____ Text shown

A look at Giorgia Meloni’s ascent to power as a far-right leader set to become Italy’s next prime minister

Far-Right party Brothers of Italy’s leader Giorgia Meloni shows a placard reading in Italian “Thank you Italy” at her party’s electoral headquarters in Rome, early Monday, Sept. 26, 2022.

Far-right politician Giorgia Meloni is poised to become Italy’s first woman prime minister.
Her ultra-conservative party garnered the most votes in the country’s national election held on Sunday.
The 45-year-old ascended to power after she joined the Italian Social Movement as a youth activist in her teenage years.

Far-right firebrand politician Giorgia Meloni is poised to become Italy’s first woman prime minister after the 45-year-old’s ultra-conservative party garnered the most votes in the country’s national election held on Sunday.

Meloni led the Brothers of Italy party — which has roots in the post-World War II neo-fascist Italian Social Movement — to victory after co-founding the party in 2012 and becoming its president two years later.

________
____ Records supplied

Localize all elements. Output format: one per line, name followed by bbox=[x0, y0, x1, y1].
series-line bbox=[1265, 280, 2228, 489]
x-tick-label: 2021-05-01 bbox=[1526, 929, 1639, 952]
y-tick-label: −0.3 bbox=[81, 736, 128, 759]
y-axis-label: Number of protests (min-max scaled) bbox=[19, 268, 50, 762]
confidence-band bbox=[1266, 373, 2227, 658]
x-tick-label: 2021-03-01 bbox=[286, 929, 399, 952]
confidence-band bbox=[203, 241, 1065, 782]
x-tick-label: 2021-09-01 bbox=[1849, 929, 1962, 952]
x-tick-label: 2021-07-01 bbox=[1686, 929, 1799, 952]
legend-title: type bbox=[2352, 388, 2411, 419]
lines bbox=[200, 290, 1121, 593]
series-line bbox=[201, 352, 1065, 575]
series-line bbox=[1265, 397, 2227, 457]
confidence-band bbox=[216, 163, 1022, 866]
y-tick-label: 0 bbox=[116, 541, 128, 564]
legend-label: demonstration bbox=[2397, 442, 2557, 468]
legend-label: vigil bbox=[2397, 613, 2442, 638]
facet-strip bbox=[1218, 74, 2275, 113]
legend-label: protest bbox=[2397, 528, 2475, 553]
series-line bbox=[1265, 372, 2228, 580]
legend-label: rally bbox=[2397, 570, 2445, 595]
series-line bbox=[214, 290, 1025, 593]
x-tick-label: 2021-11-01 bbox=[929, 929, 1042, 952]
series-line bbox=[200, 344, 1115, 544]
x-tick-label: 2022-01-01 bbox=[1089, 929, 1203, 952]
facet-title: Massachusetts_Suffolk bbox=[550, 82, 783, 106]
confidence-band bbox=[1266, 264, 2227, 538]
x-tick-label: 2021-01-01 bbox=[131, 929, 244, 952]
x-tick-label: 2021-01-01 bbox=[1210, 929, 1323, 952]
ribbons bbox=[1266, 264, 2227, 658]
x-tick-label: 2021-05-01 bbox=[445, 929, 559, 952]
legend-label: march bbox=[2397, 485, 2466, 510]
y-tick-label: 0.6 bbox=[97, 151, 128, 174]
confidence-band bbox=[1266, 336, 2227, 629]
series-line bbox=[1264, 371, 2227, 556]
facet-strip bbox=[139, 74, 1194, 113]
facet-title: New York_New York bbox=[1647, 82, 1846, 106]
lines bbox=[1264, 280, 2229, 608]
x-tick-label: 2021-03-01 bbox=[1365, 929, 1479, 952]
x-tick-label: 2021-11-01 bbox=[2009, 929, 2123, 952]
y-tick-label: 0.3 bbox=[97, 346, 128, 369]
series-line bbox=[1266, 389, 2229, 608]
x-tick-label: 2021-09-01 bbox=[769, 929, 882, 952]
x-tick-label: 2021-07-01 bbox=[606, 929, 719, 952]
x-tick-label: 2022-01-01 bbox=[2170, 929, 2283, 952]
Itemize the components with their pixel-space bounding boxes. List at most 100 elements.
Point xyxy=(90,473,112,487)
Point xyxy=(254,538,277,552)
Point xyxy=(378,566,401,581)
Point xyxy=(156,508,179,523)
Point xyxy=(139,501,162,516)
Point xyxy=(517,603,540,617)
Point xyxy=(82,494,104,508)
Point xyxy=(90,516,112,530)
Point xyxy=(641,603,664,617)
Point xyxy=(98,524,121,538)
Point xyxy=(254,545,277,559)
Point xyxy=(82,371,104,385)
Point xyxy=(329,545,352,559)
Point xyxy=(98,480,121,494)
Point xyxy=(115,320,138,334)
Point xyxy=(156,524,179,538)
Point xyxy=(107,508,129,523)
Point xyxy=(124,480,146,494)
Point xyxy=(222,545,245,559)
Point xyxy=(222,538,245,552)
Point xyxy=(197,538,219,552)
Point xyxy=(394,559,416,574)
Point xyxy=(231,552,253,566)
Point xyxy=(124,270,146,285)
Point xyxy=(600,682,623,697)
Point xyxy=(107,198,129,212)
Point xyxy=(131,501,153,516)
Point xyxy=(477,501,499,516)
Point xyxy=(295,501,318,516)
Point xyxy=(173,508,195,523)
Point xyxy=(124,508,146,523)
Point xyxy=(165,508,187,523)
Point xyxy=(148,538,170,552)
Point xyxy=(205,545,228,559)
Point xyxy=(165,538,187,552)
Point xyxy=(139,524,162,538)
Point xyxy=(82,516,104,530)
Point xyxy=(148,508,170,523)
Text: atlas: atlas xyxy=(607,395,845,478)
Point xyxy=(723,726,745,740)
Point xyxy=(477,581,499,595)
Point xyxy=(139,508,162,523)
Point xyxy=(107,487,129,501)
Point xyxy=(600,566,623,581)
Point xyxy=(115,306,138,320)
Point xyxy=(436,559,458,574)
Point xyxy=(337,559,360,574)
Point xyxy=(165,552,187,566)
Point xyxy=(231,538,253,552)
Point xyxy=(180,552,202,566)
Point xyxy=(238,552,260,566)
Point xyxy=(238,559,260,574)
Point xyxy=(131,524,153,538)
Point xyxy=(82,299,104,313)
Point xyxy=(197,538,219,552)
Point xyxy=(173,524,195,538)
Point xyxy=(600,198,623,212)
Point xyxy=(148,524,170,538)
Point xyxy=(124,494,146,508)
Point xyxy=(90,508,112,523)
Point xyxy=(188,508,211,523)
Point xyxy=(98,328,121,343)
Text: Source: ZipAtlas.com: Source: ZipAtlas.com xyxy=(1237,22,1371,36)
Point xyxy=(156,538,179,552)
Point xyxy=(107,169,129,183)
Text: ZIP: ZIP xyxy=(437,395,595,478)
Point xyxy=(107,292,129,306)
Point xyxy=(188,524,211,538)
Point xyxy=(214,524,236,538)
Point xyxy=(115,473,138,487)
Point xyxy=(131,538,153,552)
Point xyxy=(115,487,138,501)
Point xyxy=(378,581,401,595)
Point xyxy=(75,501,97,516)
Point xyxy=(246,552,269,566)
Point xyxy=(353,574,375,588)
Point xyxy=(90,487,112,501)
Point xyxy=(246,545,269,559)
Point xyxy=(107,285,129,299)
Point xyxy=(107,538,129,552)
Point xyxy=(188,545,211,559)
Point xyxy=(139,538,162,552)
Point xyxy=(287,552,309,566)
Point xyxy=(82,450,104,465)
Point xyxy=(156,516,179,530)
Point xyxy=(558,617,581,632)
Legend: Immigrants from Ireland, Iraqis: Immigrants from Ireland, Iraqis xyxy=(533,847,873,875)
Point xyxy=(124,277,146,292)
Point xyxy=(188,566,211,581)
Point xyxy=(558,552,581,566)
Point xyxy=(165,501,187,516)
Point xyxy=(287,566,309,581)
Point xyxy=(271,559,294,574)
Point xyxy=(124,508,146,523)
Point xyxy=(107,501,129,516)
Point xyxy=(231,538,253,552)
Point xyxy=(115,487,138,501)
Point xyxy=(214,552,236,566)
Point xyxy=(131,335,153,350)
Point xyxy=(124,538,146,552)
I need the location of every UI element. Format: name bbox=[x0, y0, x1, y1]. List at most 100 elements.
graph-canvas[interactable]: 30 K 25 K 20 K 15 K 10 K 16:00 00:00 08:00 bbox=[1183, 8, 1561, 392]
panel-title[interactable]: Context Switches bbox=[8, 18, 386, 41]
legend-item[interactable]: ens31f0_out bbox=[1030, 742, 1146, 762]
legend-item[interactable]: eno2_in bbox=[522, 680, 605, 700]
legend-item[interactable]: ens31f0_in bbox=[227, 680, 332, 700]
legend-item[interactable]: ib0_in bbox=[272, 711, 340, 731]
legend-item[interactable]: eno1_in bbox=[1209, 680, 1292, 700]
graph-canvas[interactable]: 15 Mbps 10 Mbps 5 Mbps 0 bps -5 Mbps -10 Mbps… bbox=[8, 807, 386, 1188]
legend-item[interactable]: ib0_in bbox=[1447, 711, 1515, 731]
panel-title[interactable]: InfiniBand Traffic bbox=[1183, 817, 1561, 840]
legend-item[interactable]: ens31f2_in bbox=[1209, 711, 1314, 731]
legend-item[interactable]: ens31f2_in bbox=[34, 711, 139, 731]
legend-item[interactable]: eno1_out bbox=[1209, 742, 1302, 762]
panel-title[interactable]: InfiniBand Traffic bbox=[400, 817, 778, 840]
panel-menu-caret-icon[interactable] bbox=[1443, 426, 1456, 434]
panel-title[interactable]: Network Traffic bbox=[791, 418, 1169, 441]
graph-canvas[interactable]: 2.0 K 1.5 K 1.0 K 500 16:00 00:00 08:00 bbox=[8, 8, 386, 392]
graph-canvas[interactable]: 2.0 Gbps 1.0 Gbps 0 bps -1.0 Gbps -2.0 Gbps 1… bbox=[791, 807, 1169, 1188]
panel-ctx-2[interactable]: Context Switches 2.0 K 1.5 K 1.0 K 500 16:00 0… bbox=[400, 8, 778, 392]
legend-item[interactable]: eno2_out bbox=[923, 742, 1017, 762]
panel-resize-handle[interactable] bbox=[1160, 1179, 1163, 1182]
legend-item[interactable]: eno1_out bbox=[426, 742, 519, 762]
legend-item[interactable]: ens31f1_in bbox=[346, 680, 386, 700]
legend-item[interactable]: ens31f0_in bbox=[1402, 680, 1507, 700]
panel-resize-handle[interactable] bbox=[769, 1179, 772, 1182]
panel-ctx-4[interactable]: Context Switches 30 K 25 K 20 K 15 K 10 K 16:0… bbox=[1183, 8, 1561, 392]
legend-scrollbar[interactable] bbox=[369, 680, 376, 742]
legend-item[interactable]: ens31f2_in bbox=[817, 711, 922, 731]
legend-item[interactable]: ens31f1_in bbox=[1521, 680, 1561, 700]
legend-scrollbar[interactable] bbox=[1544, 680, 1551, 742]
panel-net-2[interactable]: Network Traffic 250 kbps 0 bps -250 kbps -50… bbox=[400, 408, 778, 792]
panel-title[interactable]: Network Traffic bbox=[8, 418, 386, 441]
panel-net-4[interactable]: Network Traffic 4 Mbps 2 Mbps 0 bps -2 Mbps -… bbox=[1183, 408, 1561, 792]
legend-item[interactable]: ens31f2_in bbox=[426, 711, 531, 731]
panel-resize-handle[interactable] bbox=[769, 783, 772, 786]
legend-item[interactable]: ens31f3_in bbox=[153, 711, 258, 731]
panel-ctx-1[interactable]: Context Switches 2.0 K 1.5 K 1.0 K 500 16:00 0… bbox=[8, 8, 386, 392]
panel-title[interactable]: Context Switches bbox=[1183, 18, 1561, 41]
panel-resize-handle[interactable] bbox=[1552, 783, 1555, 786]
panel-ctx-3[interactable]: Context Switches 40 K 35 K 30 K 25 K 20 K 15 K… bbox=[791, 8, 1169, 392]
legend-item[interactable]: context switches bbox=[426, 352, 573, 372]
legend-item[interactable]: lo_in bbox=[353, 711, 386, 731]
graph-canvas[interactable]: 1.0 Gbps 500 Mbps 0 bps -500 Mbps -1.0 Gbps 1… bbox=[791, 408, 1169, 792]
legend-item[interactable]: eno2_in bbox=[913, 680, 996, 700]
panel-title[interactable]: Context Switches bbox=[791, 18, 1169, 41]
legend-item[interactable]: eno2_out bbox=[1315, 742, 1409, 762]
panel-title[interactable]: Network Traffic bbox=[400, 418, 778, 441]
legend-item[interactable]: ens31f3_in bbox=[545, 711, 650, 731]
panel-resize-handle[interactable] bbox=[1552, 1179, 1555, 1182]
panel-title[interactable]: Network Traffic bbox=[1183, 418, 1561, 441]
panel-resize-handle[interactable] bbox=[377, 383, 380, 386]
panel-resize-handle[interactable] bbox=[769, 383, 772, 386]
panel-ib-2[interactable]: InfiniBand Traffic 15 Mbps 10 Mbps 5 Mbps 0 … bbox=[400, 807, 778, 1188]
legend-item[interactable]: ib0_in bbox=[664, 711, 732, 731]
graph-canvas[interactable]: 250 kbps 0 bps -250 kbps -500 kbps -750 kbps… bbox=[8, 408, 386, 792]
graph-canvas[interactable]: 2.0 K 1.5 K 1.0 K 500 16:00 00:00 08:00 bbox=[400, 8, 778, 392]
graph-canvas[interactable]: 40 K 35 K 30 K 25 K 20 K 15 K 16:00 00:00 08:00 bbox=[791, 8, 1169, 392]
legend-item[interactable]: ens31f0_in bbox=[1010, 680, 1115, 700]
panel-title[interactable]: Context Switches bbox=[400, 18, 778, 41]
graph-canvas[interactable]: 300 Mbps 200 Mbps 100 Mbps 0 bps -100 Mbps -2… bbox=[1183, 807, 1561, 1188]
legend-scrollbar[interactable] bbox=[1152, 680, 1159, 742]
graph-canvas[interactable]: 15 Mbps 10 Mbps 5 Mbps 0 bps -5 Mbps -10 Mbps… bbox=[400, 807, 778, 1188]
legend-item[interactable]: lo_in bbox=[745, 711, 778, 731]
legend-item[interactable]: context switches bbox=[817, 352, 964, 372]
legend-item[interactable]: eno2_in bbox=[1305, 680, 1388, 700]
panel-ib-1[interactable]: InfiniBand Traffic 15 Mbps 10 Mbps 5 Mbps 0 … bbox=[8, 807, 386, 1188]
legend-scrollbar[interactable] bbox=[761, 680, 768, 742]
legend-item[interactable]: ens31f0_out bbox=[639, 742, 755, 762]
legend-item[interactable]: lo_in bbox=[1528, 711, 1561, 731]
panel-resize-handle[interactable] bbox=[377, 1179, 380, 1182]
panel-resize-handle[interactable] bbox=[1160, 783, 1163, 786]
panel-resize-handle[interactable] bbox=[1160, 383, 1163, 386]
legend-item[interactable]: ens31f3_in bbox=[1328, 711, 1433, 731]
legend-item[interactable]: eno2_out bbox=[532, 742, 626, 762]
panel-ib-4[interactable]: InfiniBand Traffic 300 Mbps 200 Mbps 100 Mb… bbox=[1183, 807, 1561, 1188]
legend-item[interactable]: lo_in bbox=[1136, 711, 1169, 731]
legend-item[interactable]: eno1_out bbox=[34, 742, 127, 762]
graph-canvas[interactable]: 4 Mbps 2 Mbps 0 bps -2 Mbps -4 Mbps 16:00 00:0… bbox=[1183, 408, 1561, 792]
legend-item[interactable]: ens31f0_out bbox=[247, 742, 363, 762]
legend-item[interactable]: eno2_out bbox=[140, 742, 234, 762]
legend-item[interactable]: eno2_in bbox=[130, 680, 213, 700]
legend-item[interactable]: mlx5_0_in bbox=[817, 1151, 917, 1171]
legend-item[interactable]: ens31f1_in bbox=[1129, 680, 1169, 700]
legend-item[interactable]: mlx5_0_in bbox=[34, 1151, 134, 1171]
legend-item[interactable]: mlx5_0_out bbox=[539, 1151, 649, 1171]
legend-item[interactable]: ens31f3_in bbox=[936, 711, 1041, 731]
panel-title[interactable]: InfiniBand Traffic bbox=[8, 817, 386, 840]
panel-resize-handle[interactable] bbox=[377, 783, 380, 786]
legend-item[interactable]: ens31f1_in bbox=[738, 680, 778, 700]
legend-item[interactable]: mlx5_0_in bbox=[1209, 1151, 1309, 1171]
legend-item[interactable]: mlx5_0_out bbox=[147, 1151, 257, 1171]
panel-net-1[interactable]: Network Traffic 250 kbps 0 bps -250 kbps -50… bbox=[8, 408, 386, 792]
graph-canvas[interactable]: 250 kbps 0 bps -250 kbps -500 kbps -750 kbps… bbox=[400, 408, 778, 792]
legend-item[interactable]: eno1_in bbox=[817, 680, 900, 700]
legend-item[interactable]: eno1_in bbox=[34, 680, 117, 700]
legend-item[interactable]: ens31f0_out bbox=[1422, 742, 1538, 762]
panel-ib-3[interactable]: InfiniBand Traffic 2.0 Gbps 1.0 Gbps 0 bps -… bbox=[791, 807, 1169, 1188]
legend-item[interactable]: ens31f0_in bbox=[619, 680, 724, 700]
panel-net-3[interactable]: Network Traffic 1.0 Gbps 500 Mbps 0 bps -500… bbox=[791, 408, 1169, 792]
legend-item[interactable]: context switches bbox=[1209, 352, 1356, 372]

________

Instruction 1
Repeat the passage of the Giorgia Meloni article from "Meloni led the" to "two years later.".
Instruction 2
According to the Giorgia Meloni article, in what year did she co-found the Brothers of Italy party?
Instruction 3
Carry on the Giorgia Meloni article from the point where it stops.
The records come from a separate source.

Task answer 1
Meloni led the Brothers of Italy party — which has roots in the post-World War II neo-fascist Italian Social Movement — to victory after co-founding the party in 2012 and becoming its president two years later.

Task answer 2
2012

Task answer 3
Early Monday morning, Meloni called it “a night of pride for many and a night of redemption,” CNN reported

“It’s a victory I want to dedicate to everyone who is no longer with us and wanted this night,” Meloni said to a crowd of supporters, according to the news outlet. “Starting tomorrow we have to show our value … Italians chose us, and we will not betray it, as we never have.”

Giorgia Meloni casts her vote at a polling station on September 25, 2022 in Rome.

Meloni’s Brothers of Italy party won the most votes in the election with about 26 percent of the vote, putting Meloni on track to become the next Italian prime minister. 

With Meloni’s party in power, Italy’s government is expected to be the most right-wing since the era of late Italian dictator Benito Mussolini, who ruled the country from 1922 to 1943. 

Meloni, a mother-of-one, was raised by a single mom in Rome’s working-class district of Garbatella after her father walked out on the family. 

Giorgia Meloni takes a selfie with supporters during a rally.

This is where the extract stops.